> **Dataset items**:
▬▬▬
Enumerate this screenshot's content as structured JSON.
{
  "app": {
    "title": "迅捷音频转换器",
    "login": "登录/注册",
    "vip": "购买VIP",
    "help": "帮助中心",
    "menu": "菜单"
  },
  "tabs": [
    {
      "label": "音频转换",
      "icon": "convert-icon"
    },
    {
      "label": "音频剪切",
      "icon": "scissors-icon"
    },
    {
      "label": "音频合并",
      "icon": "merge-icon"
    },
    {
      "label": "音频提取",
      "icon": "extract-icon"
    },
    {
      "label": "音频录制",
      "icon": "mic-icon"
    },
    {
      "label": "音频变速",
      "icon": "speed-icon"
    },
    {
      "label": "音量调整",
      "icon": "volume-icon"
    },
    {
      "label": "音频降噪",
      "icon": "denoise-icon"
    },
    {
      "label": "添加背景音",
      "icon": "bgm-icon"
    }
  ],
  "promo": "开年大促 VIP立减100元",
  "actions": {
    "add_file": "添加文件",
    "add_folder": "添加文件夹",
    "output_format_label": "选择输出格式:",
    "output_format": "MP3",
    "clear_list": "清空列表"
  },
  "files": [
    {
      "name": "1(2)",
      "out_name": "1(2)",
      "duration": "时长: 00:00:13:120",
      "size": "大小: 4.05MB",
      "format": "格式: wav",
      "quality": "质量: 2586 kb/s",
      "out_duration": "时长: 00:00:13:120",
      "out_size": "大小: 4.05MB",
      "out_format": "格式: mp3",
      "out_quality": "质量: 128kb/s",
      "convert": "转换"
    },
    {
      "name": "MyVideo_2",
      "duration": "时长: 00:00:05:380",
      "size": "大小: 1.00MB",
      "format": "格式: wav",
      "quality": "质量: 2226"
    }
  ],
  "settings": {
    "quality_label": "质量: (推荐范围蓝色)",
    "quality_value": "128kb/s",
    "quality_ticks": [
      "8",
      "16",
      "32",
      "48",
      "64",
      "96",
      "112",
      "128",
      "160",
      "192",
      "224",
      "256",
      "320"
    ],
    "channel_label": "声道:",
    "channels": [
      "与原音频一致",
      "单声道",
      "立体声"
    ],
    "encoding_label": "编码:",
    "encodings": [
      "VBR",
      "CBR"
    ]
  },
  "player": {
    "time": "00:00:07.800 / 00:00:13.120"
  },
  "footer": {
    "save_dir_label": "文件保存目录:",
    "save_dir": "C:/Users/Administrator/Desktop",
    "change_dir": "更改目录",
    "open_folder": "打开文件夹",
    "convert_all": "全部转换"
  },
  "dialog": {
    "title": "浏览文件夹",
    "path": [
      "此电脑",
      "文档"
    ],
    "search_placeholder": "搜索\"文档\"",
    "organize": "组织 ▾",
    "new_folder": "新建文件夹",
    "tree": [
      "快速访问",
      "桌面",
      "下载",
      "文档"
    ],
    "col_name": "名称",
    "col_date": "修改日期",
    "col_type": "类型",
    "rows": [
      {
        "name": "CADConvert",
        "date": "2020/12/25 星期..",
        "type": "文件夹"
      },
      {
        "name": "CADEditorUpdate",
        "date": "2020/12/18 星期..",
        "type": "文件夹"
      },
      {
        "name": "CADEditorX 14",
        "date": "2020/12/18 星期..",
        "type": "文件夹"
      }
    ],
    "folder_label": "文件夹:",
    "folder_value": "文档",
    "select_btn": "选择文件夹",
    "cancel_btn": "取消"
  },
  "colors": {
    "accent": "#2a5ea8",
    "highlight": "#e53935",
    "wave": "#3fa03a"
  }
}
▬▬▬
> **WHAT TO PRODUCE**: Reproduce all of the entries word for word.

> **THE REPLY**:
Enumerate this screenshot's content as structured JSON.
{
  "app": {
    "title": "迅捷音频转换器",
    "login": "登录/注册",
    "vip": "购买VIP",
    "help": "帮助中心",
    "menu": "菜单"
  },
  "tabs": [
    {
      "label": "音频转换",
      "icon": "convert-icon"
    },
    {
      "label": "音频剪切",
      "icon": "scissors-icon"
    },
    {
      "label": "音频合并",
      "icon": "merge-icon"
    },
    {
      "label": "音频提取",
      "icon": "extract-icon"
    },
    {
      "label": "音频录制",
      "icon": "mic-icon"
    },
    {
      "label": "音频变速",
      "icon": "speed-icon"
    },
    {
      "label": "音量调整",
      "icon": "volume-icon"
    },
    {
      "label": "音频降噪",
      "icon": "denoise-icon"
    },
    {
      "label": "添加背景音",
      "icon": "bgm-icon"
    }
  ],
  "promo": "开年大促 VIP立减100元",
  "actions": {
    "add_file": "添加文件",
    "add_folder": "添加文件夹",
    "output_format_label": "选择输出格式:",
    "output_format": "MP3",
    "clear_list": "清空列表"
  },
  "files": [
    {
      "name": "1(2)",
      "out_name": "1(2)",
      "duration": "时长: 00:00:13:120",
      "size": "大小: 4.05MB",
      "format": "格式: wav",
      "quality": "质量: 2586 kb/s",
      "out_duration": "时长: 00:00:13:120",
      "out_size": "大小: 4.05MB",
      "out_format": "格式: mp3",
      "out_quality": "质量: 128kb/s",
      "convert": "转换"
    },
    {
      "name": "MyVideo_2",
      "duration": "时长: 00:00:05:380",
      "size": "大小: 1.00MB",
      "format": "格式: wav",
      "quality": "质量: 2226"
    }
  ],
  "settings": {
    "quality_label": "质量: (推荐范围蓝色)",
    "quality_value": "128kb/s",
    "quality_ticks": [
      "8",
      "16",
      "32",
      "48",
      "64",
      "96",
      "112",
      "128",
      "160",
      "192",
      "224",
      "256",
      "320"
    ],
    "channel_label": "声道:",
    "channels": [
      "与原音频一致",
      "单声道",
      "立体声"
    ],
    "encoding_label": "编码:",
    "encodings": [
      "VBR",
      "CBR"
    ]
  },
  "player": {
    "time": "00:00:07.800 / 00:00:13.120"
  },
  "footer": {
    "save_dir_label": "文件保存目录:",
    "save_dir": "C:/Users/Administrator/Desktop",
    "change_dir": "更改目录",
    "open_folder": "打开文件夹",
    "convert_all": "全部转换"
  },
  "dialog": {
    "title": "浏览文件夹",
    "path": [
      "此电脑",
      "文档"
    ],
    "search_placeholder": "搜索\"文档\"",
    "organize": "组织 ▾",
    "new_folder": "新建文件夹",
    "tree": [
      "快速访问",
      "桌面",
      "下载",
      "文档"
    ],
    "col_name": "名称",
    "col_date": "修改日期",
    "col_type": "类型",
    "rows": [
      {
        "name": "CADConvert",
        "date": "2020/12/25 星期..",
        "type": "文件夹"
      },
      {
        "name": "CADEditorUpdate",
        "date": "2020/12/18 星期..",
        "type": "文件夹"
      },
      {
        "name": "CADEditorX 14",
        "date": "2020/12/18 星期..",
        "type": "文件夹"
      }
    ],
    "folder_label": "文件夹:",
    "folder_value": "文档",
    "select_btn": "选择文件夹",
    "cancel_btn": "取消"
  },
  "colors": {
    "accent": "#2a5ea8",
    "highlight": "#e53935",
    "wave": "#3fa03a"
  }
}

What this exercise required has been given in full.